> **STATED EXERCISE**: Count how many lines hold the word "free" and give that number as the whole answer.

Stored data:
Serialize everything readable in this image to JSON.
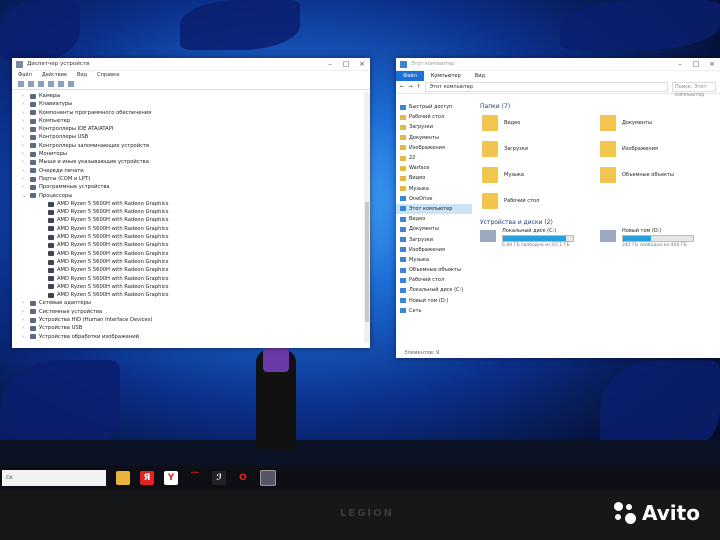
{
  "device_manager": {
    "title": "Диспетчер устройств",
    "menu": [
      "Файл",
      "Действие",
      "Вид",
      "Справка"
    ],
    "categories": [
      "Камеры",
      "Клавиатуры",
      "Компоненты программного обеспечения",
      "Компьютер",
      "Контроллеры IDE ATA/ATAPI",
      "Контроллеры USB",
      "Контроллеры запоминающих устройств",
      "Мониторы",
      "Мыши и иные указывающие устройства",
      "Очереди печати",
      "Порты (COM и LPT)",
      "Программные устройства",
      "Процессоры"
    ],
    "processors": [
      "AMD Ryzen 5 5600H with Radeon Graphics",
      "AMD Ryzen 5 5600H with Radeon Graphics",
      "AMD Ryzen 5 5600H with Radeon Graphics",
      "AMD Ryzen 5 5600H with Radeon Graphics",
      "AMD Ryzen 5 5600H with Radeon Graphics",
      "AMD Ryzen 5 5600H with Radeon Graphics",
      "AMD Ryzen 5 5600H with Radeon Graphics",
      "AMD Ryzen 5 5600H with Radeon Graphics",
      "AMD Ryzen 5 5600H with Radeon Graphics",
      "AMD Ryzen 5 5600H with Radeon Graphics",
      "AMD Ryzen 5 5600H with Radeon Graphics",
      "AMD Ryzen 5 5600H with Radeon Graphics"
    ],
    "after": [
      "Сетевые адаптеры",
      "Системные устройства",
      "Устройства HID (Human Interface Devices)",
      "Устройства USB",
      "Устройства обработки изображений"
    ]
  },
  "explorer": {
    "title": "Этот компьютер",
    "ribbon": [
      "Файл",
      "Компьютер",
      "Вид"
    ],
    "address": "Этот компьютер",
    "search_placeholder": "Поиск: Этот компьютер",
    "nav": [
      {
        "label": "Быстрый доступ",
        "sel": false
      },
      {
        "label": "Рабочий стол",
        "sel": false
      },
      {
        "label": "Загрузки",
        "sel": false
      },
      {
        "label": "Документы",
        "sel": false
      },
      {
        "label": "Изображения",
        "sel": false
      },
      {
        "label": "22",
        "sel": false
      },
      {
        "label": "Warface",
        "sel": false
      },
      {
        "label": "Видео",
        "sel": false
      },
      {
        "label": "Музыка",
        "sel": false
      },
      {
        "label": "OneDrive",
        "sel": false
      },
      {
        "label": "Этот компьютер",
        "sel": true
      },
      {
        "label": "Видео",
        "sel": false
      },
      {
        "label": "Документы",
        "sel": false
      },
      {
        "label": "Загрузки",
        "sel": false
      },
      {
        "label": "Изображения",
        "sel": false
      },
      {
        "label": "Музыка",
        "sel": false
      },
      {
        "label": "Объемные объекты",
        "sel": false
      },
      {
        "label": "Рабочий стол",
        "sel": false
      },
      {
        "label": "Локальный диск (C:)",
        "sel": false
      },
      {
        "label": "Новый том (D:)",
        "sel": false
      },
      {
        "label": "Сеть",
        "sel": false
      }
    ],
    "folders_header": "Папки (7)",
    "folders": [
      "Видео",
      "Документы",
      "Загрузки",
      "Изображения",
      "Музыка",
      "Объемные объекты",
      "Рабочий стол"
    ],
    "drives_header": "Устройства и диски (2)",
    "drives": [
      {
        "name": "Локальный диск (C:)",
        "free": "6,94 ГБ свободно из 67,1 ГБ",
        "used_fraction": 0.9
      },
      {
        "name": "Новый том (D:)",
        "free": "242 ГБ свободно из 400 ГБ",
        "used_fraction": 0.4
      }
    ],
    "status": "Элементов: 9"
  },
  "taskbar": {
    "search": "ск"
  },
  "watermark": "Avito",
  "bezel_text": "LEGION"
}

> **WRITTEN REPLY**: 2